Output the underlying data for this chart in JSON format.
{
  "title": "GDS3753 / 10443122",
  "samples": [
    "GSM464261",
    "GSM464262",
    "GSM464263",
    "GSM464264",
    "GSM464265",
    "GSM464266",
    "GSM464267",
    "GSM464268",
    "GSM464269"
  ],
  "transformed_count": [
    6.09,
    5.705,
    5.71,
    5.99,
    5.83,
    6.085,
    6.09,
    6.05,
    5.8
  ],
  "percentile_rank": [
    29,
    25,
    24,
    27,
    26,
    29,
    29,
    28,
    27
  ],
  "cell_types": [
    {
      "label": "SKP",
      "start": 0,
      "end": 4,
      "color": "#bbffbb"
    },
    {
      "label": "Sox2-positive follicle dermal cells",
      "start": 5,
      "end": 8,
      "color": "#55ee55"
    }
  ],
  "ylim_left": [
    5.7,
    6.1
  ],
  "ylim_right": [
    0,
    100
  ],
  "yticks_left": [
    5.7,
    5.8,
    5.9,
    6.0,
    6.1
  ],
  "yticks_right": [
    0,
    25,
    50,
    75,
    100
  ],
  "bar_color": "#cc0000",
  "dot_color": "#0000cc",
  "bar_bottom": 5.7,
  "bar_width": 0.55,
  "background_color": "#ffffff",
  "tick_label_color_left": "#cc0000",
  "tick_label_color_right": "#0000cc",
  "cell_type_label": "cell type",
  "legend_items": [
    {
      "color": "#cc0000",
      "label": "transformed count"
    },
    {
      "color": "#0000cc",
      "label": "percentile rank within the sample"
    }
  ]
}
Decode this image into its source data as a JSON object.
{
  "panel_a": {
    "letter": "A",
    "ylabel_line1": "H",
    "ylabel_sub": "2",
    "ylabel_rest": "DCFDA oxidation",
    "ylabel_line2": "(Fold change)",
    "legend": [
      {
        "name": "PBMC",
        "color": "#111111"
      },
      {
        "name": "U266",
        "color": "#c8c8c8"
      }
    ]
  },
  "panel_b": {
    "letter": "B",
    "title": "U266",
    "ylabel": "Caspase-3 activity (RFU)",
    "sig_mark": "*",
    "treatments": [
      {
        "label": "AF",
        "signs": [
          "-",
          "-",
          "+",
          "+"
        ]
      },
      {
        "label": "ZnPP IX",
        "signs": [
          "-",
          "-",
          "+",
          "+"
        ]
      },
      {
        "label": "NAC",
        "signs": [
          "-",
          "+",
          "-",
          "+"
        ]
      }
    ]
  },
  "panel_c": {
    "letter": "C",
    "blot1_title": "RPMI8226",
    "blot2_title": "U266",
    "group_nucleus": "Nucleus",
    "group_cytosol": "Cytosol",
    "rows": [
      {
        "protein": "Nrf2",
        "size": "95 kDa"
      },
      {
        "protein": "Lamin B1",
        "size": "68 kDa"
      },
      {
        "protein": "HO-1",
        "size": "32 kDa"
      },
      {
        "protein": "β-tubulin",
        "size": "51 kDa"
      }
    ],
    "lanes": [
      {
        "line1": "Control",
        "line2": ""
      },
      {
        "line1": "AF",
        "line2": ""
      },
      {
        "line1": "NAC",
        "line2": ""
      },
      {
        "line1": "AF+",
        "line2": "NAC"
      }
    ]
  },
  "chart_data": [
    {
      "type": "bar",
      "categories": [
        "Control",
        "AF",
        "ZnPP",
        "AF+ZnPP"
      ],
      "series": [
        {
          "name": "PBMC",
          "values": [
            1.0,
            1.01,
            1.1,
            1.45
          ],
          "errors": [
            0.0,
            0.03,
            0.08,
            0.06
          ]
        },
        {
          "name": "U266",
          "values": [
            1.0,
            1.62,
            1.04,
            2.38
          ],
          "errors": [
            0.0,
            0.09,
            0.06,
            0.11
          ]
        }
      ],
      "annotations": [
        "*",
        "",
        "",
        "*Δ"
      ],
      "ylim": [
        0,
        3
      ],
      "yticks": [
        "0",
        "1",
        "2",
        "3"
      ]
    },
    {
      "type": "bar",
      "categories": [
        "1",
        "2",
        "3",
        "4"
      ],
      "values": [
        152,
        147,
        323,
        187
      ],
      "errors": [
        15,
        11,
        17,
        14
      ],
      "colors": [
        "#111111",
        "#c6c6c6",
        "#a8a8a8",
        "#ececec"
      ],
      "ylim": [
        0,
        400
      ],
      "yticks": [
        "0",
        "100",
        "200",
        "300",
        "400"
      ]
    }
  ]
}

########

WORK TO BE COMPLETED:
All of the data above needs to be written out exactly.

WRITTEN RESPONSE:
Output the underlying data for this chart in JSON format.
{
  "title": "GDS3753 / 10443122",
  "samples": [
    "GSM464261",
    "GSM464262",
    "GSM464263",
    "GSM464264",
    "GSM464265",
    "GSM464266",
    "GSM464267",
    "GSM464268",
    "GSM464269"
  ],
  "transformed_count": [
    6.09,
    5.705,
    5.71,
    5.99,
    5.83,
    6.085,
    6.09,
    6.05,
    5.8
  ],
  "percentile_rank": [
    29,
    25,
    24,
    27,
    26,
    29,
    29,
    28,
    27
  ],
  "cell_types": [
    {
      "label": "SKP",
      "start": 0,
      "end": 4,
      "color": "#bbffbb"
    },
    {
      "label": "Sox2-positive follicle dermal cells",
      "start": 5,
      "end": 8,
      "color": "#55ee55"
    }
  ],
  "ylim_left": [
    5.7,
    6.1
  ],
  "ylim_right": [
    0,
    100
  ],
  "yticks_left": [
    5.7,
    5.8,
    5.9,
    6.0,
    6.1
  ],
  "yticks_right": [
    0,
    25,
    50,
    75,
    100
  ],
  "bar_color": "#cc0000",
  "dot_color": "#0000cc",
  "bar_bottom": 5.7,
  "bar_width": 0.55,
  "background_color": "#ffffff",
  "tick_label_color_left": "#cc0000",
  "tick_label_color_right": "#0000cc",
  "cell_type_label": "cell type",
  "legend_items": [
    {
      "color": "#cc0000",
      "label": "transformed count"
    },
    {
      "color": "#0000cc",
      "label": "percentile rank within the sample"
    }
  ]
}
Decode this image into its source data as a JSON object.
{
  "panel_a": {
    "letter": "A",
    "ylabel_line1": "H",
    "ylabel_sub": "2",
    "ylabel_rest": "DCFDA oxidation",
    "ylabel_line2": "(Fold change)",
    "legend": [
      {
        "name": "PBMC",
        "color": "#111111"
      },
      {
        "name": "U266",
        "color": "#c8c8c8"
      }
    ]
  },
  "panel_b": {
    "letter": "B",
    "title": "U266",
    "ylabel": "Caspase-3 activity (RFU)",
    "sig_mark": "*",
    "treatments": [
      {
        "label": "AF",
        "signs": [
          "-",
          "-",
          "+",
          "+"
        ]
      },
      {
        "label": "ZnPP IX",
        "signs": [
          "-",
          "-",
          "+",
          "+"
        ]
      },
      {
        "label": "NAC",
        "signs": [
          "-",
          "+",
          "-",
          "+"
        ]
      }
    ]
  },
  "panel_c": {
    "letter": "C",
    "blot1_title": "RPMI8226",
    "blot2_title": "U266",
    "group_nucleus": "Nucleus",
    "group_cytosol": "Cytosol",
    "rows": [
      {
        "protein": "Nrf2",
        "size": "95 kDa"
      },
      {
        "protein": "Lamin B1",
        "size": "68 kDa"
      },
      {
        "protein": "HO-1",
        "size": "32 kDa"
      },
      {
        "protein": "β-tubulin",
        "size": "51 kDa"
      }
    ],
    "lanes": [
      {
        "line1": "Control",
        "line2": ""
      },
      {
        "line1": "AF",
        "line2": ""
      },
      {
        "line1": "NAC",
        "line2": ""
      },
      {
        "line1": "AF+",
        "line2": "NAC"
      }
    ]
  },
  "chart_data": [
    {
      "type": "bar",
      "categories": [
        "Control",
        "AF",
        "ZnPP",
        "AF+ZnPP"
      ],
      "series": [
        {
          "name": "PBMC",
          "values": [
            1.0,
            1.01,
            1.1,
            1.45
          ],
          "errors": [
            0.0,
            0.03,
            0.08,
            0.06
          ]
        },
        {
          "name": "U266",
          "values": [
            1.0,
            1.62,
            1.04,
            2.38
          ],
          "errors": [
            0.0,
            0.09,
            0.06,
            0.11
          ]
        }
      ],
      "annotations": [
        "*",
        "",
        "",
        "*Δ"
      ],
      "ylim": [
        0,
        3
      ],
      "yticks": [
        "0",
        "1",
        "2",
        "3"
      ]
    },
    {
      "type": "bar",
      "categories": [
        "1",
        "2",
        "3",
        "4"
      ],
      "values": [
        152,
        147,
        323,
        187
      ],
      "errors": [
        15,
        11,
        17,
        14
      ],
      "colors": [
        "#111111",
        "#c6c6c6",
        "#a8a8a8",
        "#ececec"
      ],
      "ylim": [
        0,
        400
      ],
      "yticks": [
        "0",
        "100",
        "200",
        "300",
        "400"
      ]
    }
  ]
}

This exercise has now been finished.